- [Source passage]:
# # # # #

Besides these classes of Bishops, the House of Bishops may appoint, and, after confirmation duly obtained, secure the consecration of Bishops for Missionary Districts established by the House of Bishops, such officers to be Missionary Bishops, having seat and vote in the upper House of the General Convention. Missionary Bishops are eligible, under certain conditions, to become diocesan, Coadjutor, or Suffragan Bishops. Missionary Bishops are subject to transfer by authority of the House of Bishops from one missionary district to another.
Translation of diocesan Bishops from one diocese to another is neither distinctly allowed nor forbidden under the Canons of the American Church. Custom has been so much against such translation as to give the impression that it is prohibited. The appointment of a diocesan or a Coadjutor to some other office, e.g. the presidency of the Board of Missions, is in the direction of establishing precedents for translation such as occurs in other parts of the Anglican Communion.

# # # # #

Labeled box records
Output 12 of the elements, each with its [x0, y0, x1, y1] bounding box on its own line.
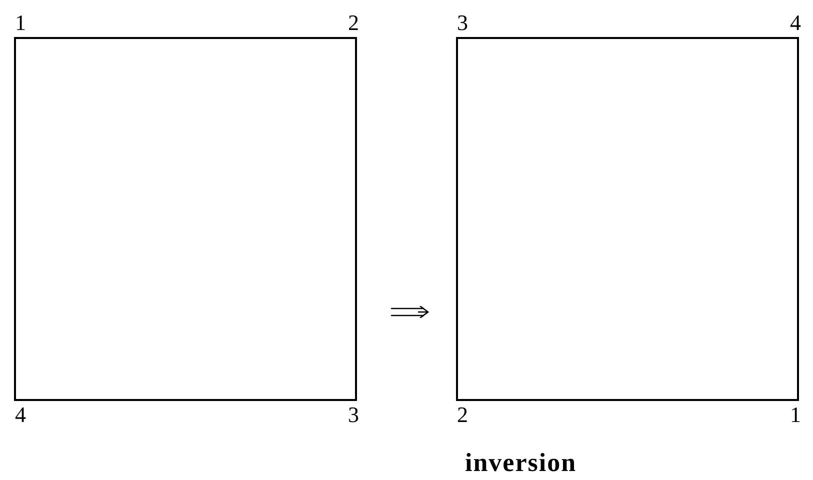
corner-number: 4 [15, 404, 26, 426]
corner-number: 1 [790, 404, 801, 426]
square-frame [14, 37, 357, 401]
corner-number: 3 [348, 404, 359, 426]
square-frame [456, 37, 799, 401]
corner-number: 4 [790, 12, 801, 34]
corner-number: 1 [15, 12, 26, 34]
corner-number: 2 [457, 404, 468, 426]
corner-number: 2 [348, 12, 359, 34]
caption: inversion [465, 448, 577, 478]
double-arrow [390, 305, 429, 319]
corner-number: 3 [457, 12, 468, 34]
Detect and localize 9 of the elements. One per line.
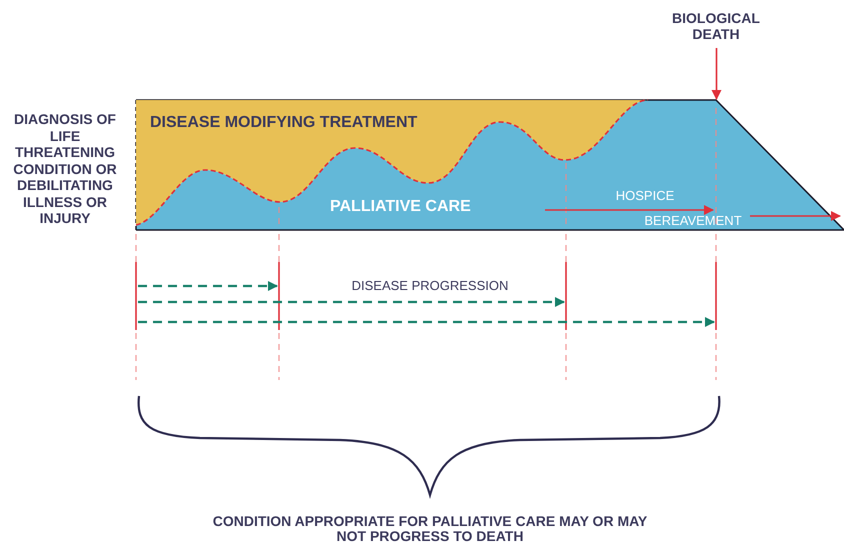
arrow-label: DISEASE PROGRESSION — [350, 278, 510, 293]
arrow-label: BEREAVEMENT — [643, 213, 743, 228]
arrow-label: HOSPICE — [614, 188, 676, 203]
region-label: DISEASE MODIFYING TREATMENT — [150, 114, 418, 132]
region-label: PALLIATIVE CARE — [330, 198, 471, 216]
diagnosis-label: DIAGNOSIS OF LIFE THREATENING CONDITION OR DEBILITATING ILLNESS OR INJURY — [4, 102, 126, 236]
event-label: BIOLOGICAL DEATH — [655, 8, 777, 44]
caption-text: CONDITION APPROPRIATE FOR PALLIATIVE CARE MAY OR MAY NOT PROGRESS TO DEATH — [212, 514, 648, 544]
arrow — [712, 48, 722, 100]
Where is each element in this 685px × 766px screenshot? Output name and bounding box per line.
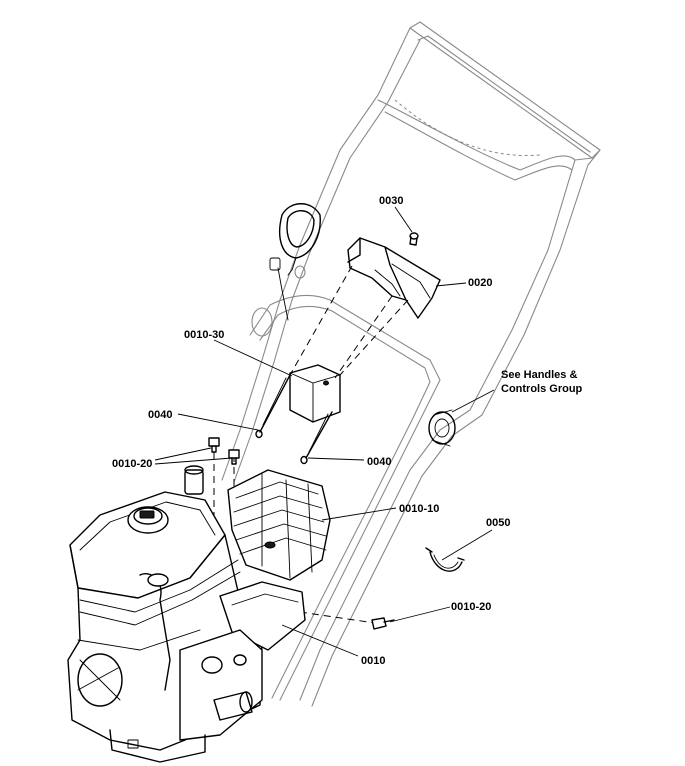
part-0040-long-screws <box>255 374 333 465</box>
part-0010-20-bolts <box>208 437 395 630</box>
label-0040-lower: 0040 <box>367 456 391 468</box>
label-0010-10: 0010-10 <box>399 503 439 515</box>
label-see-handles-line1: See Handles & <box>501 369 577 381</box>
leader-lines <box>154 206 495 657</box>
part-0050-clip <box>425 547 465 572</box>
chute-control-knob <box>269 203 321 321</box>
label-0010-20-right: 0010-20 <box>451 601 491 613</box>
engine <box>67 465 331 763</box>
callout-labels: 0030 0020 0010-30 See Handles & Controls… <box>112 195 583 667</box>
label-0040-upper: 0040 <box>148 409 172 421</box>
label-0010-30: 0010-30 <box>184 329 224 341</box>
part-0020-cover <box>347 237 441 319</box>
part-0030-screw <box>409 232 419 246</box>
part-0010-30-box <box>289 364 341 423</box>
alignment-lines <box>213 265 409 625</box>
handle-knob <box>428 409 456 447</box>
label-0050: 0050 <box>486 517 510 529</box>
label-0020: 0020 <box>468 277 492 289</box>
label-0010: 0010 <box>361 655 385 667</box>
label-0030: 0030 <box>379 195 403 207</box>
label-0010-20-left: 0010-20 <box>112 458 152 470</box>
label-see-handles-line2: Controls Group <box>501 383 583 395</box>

# # # # #

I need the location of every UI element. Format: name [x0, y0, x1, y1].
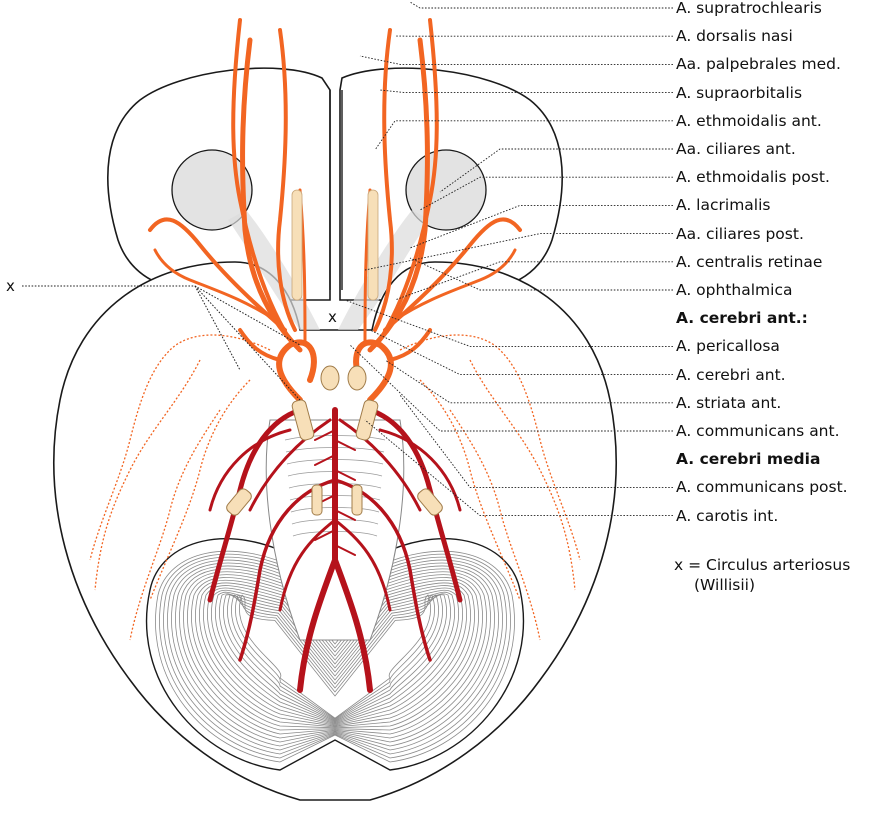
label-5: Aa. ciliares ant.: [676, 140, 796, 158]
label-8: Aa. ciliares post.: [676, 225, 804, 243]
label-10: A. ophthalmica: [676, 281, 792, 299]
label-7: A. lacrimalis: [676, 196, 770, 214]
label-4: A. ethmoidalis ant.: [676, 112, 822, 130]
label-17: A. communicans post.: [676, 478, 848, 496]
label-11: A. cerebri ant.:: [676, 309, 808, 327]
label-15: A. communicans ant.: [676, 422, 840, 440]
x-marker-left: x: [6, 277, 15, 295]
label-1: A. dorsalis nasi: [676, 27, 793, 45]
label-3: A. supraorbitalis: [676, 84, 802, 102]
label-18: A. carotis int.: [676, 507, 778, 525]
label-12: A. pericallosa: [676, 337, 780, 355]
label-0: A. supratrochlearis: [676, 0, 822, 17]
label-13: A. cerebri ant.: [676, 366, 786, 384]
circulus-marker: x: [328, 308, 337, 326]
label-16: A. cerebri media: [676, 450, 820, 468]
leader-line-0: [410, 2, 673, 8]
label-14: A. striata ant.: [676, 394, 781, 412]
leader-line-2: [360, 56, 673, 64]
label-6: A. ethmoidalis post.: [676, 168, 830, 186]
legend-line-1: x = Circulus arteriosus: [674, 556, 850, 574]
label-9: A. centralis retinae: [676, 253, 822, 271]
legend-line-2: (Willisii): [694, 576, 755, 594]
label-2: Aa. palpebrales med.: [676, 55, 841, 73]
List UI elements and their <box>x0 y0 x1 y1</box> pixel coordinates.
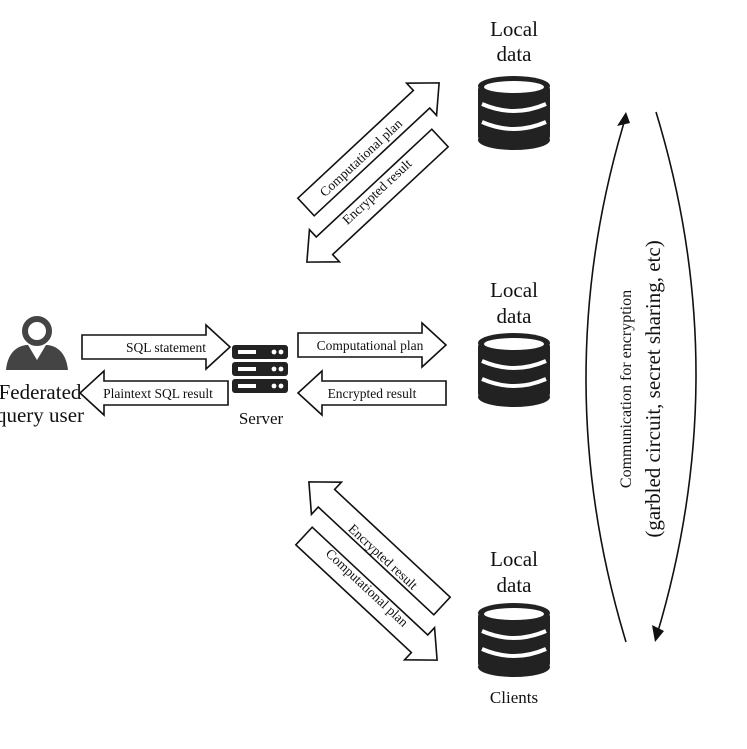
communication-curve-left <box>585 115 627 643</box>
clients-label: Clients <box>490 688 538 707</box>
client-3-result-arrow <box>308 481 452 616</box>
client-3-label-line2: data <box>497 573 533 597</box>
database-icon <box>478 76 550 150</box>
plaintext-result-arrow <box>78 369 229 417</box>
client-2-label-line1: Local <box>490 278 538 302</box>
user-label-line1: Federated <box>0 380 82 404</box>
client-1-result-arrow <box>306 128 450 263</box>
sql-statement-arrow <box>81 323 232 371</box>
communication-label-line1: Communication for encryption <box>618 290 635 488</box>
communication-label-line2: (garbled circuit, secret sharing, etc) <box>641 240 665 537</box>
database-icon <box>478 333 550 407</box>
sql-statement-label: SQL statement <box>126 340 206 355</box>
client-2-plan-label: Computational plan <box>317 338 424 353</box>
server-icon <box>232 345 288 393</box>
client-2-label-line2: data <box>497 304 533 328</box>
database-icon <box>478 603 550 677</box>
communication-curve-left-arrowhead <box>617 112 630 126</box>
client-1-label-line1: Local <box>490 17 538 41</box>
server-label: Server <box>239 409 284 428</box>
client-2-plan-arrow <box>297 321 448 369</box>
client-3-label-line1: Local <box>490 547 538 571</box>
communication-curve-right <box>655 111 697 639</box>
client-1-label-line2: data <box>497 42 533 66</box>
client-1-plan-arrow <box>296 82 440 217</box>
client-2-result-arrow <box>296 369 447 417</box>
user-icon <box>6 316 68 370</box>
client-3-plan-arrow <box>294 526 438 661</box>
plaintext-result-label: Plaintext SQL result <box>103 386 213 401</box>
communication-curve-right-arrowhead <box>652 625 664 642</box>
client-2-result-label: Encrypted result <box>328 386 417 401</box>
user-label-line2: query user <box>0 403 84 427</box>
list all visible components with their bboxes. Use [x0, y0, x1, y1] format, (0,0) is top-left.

# # # # #

According to the passage on bishops, by whose authority can Missionary Bishops be transferred from one missionary district to another? Answer using only the passage on bishops.

By authority of the House of Bishops.